→ Task prompt
Your task is to repeat the entries word for word while leaving out the pictures.

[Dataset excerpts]
○ ○ ○ ○ ○

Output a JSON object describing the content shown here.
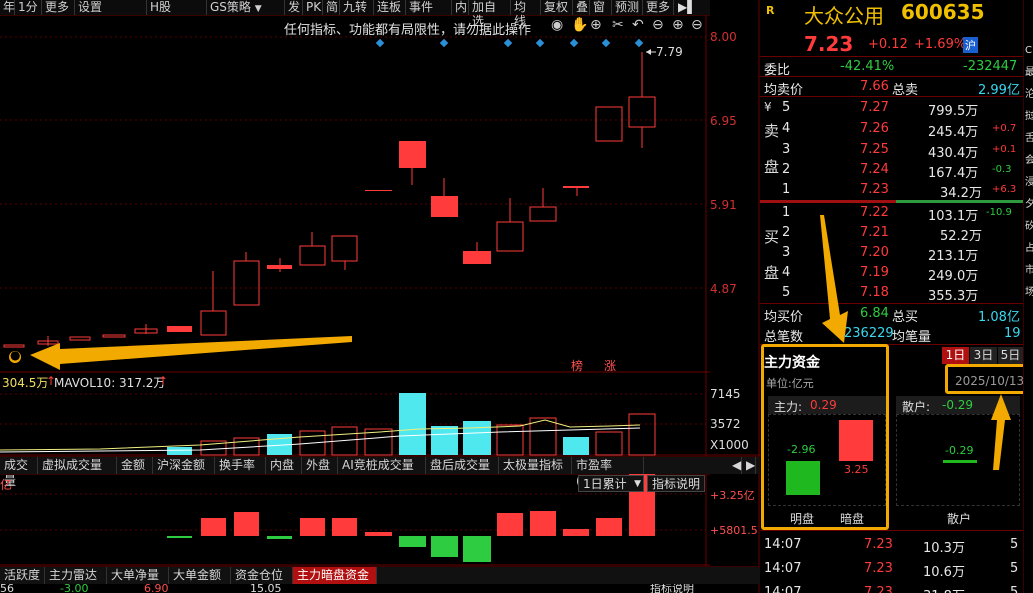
{
  "toolbar": {
    "items": [
      "年",
      "1分",
      "更多",
      "设置",
      "H股",
      "GS策略",
      "发",
      "PK",
      "简",
      "九转",
      "连板",
      "事件",
      "内",
      "加自选",
      "均线",
      "复权",
      "叠",
      "窗",
      "预测",
      "更多"
    ]
  },
  "notice": "任何指标、功能都有局限性，请勿据此操作",
  "price_axis": {
    "labels": [
      "8.00",
      "6.95",
      "5.91",
      "4.87"
    ]
  },
  "max_label": "7.79",
  "marks": {
    "bang": "榜",
    "zhang": "涨"
  },
  "volume": {
    "vol_text": "304.5万",
    "mavol_text": "MAVOL10: 317.2万",
    "axis": [
      "7145",
      "3572",
      "X1000"
    ]
  },
  "indicator_tabs": [
    "成交量",
    "虚拟成交量",
    "金额",
    "沪深金额",
    "换手率",
    "内盘",
    "外盘",
    "AI竞桩成交量",
    "盘后成交量",
    "太极量指标",
    "市盈率(ttm)"
  ],
  "lower": {
    "left_label": "亿",
    "select": "1日累计",
    "select_arrow": "▼",
    "explain": "指标说明",
    "axis": [
      "+3.25亿",
      "+5801.5"
    ]
  },
  "bottom_tabs": [
    "活跃度",
    "主力雷达",
    "大单净量",
    "大单金额",
    "资金仓位",
    "主力暗盘资金"
  ],
  "bottom_status": {
    "left": "56",
    "mid1": "-3.00",
    "mid2": "6.90",
    "mid3": "15.05",
    "explain": "指标说明"
  },
  "quote": {
    "r": "R",
    "name": "大众公用",
    "code": "600635",
    "price": "7.23",
    "change": "+0.12",
    "pct": "+1.69%",
    "market": "沪",
    "weibi_label": "委比",
    "weibi_pct": "-42.41%",
    "weibi_val": "-232447",
    "avg_sell_label": "均卖价",
    "avg_sell": "7.66",
    "total_sell_label": "总卖",
    "total_sell": "2.99亿",
    "sell_side_label": [
      "¥",
      "卖",
      "盘"
    ],
    "sell": [
      {
        "lvl": "5",
        "price": "7.27",
        "vol": "799.5万",
        "chg": ""
      },
      {
        "lvl": "4",
        "price": "7.26",
        "vol": "245.4万",
        "chg": "+0.7"
      },
      {
        "lvl": "3",
        "price": "7.25",
        "vol": "430.4万",
        "chg": "+0.1"
      },
      {
        "lvl": "2",
        "price": "7.24",
        "vol": "167.4万",
        "chg": "-0.3"
      },
      {
        "lvl": "1",
        "price": "7.23",
        "vol": "34.2万",
        "chg": "+6.3"
      }
    ],
    "buy_side_label": [
      "买",
      "盘"
    ],
    "buy": [
      {
        "lvl": "1",
        "price": "7.22",
        "vol": "103.1万",
        "chg": "-10.9"
      },
      {
        "lvl": "2",
        "price": "7.21",
        "vol": "52.2万",
        "chg": ""
      },
      {
        "lvl": "3",
        "price": "7.20",
        "vol": "213.1万",
        "chg": ""
      },
      {
        "lvl": "4",
        "price": "7.19",
        "vol": "249.0万",
        "chg": ""
      },
      {
        "lvl": "5",
        "price": "7.18",
        "vol": "355.3万",
        "chg": ""
      }
    ],
    "avg_buy_label": "均买价",
    "avg_buy": "6.84",
    "total_buy_label": "总买",
    "total_buy": "1.08亿",
    "total_trades_label": "总笔数",
    "total_trades": "236229",
    "avg_vol_label": "均笔量",
    "avg_vol": "19"
  },
  "capital": {
    "title": "主力资金",
    "unit": "单位:亿元",
    "period_tabs": [
      "1日",
      "3日",
      "5日"
    ],
    "date": "2025/10/13",
    "main_label": "主力:",
    "main_val": "0.29",
    "retail_label": "散户:",
    "retail_val": "-0.29",
    "ming_val": "-2.96",
    "an_val": "3.25",
    "retail_bar_val": "-0.29",
    "ming_label": "明盘",
    "an_label": "暗盘",
    "retail_name": "散户"
  },
  "ticks": [
    {
      "time": "14:07",
      "price": "7.23",
      "vol": "10.3万",
      "n": "5"
    },
    {
      "time": "14:07",
      "price": "7.23",
      "vol": "10.6万",
      "n": "5"
    },
    {
      "time": "14:07",
      "price": "7.23",
      "vol": "31.8万",
      "n": "5"
    }
  ],
  "far_right_chars": [
    "C",
    "最",
    "沦",
    "挝",
    "舌",
    "会",
    "浸",
    "夕",
    "矽",
    "占",
    "市",
    "场"
  ],
  "colors": {
    "up": "#ff3b3b",
    "down": "#2ecc40",
    "cyan": "#4fe8ee",
    "accent": "#f2a900"
  }
}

○ ○ ○ ○ ○

→ Output of the exercise
Output a JSON object describing the content shown here.
{
  "toolbar": {
    "items": [
      "年",
      "1分",
      "更多",
      "设置",
      "H股",
      "GS策略",
      "发",
      "PK",
      "简",
      "九转",
      "连板",
      "事件",
      "内",
      "加自选",
      "均线",
      "复权",
      "叠",
      "窗",
      "预测",
      "更多"
    ]
  },
  "notice": "任何指标、功能都有局限性，请勿据此操作",
  "price_axis": {
    "labels": [
      "8.00",
      "6.95",
      "5.91",
      "4.87"
    ]
  },
  "max_label": "7.79",
  "marks": {
    "bang": "榜",
    "zhang": "涨"
  },
  "volume": {
    "vol_text": "304.5万",
    "mavol_text": "MAVOL10: 317.2万",
    "axis": [
      "7145",
      "3572",
      "X1000"
    ]
  },
  "indicator_tabs": [
    "成交量",
    "虚拟成交量",
    "金额",
    "沪深金额",
    "换手率",
    "内盘",
    "外盘",
    "AI竞桩成交量",
    "盘后成交量",
    "太极量指标",
    "市盈率(ttm)"
  ],
  "lower": {
    "left_label": "亿",
    "select": "1日累计",
    "select_arrow": "▼",
    "explain": "指标说明",
    "axis": [
      "+3.25亿",
      "+5801.5"
    ]
  },
  "bottom_tabs": [
    "活跃度",
    "主力雷达",
    "大单净量",
    "大单金额",
    "资金仓位",
    "主力暗盘资金"
  ],
  "bottom_status": {
    "left": "56",
    "mid1": "-3.00",
    "mid2": "6.90",
    "mid3": "15.05",
    "explain": "指标说明"
  },
  "quote": {
    "r": "R",
    "name": "大众公用",
    "code": "600635",
    "price": "7.23",
    "change": "+0.12",
    "pct": "+1.69%",
    "market": "沪",
    "weibi_label": "委比",
    "weibi_pct": "-42.41%",
    "weibi_val": "-232447",
    "avg_sell_label": "均卖价",
    "avg_sell": "7.66",
    "total_sell_label": "总卖",
    "total_sell": "2.99亿",
    "sell_side_label": [
      "¥",
      "卖",
      "盘"
    ],
    "sell": [
      {
        "lvl": "5",
        "price": "7.27",
        "vol": "799.5万",
        "chg": ""
      },
      {
        "lvl": "4",
        "price": "7.26",
        "vol": "245.4万",
        "chg": "+0.7"
      },
      {
        "lvl": "3",
        "price": "7.25",
        "vol": "430.4万",
        "chg": "+0.1"
      },
      {
        "lvl": "2",
        "price": "7.24",
        "vol": "167.4万",
        "chg": "-0.3"
      },
      {
        "lvl": "1",
        "price": "7.23",
        "vol": "34.2万",
        "chg": "+6.3"
      }
    ],
    "buy_side_label": [
      "买",
      "盘"
    ],
    "buy": [
      {
        "lvl": "1",
        "price": "7.22",
        "vol": "103.1万",
        "chg": "-10.9"
      },
      {
        "lvl": "2",
        "price": "7.21",
        "vol": "52.2万",
        "chg": ""
      },
      {
        "lvl": "3",
        "price": "7.20",
        "vol": "213.1万",
        "chg": ""
      },
      {
        "lvl": "4",
        "price": "7.19",
        "vol": "249.0万",
        "chg": ""
      },
      {
        "lvl": "5",
        "price": "7.18",
        "vol": "355.3万",
        "chg": ""
      }
    ],
    "avg_buy_label": "均买价",
    "avg_buy": "6.84",
    "total_buy_label": "总买",
    "total_buy": "1.08亿",
    "total_trades_label": "总笔数",
    "total_trades": "236229",
    "avg_vol_label": "均笔量",
    "avg_vol": "19"
  },
  "capital": {
    "title": "主力资金",
    "unit": "单位:亿元",
    "period_tabs": [
      "1日",
      "3日",
      "5日"
    ],
    "date": "2025/10/13",
    "main_label": "主力:",
    "main_val": "0.29",
    "retail_label": "散户:",
    "retail_val": "-0.29",
    "ming_val": "-2.96",
    "an_val": "3.25",
    "retail_bar_val": "-0.29",
    "ming_label": "明盘",
    "an_label": "暗盘",
    "retail_name": "散户"
  },
  "ticks": [
    {
      "time": "14:07",
      "price": "7.23",
      "vol": "10.3万",
      "n": "5"
    },
    {
      "time": "14:07",
      "price": "7.23",
      "vol": "10.6万",
      "n": "5"
    },
    {
      "time": "14:07",
      "price": "7.23",
      "vol": "31.8万",
      "n": "5"
    }
  ],
  "far_right_chars": [
    "C",
    "最",
    "沦",
    "挝",
    "舌",
    "会",
    "浸",
    "夕",
    "矽",
    "占",
    "市",
    "场"
  ],
  "colors": {
    "up": "#ff3b3b",
    "down": "#2ecc40",
    "cyan": "#4fe8ee",
    "accent": "#f2a900"
  }
}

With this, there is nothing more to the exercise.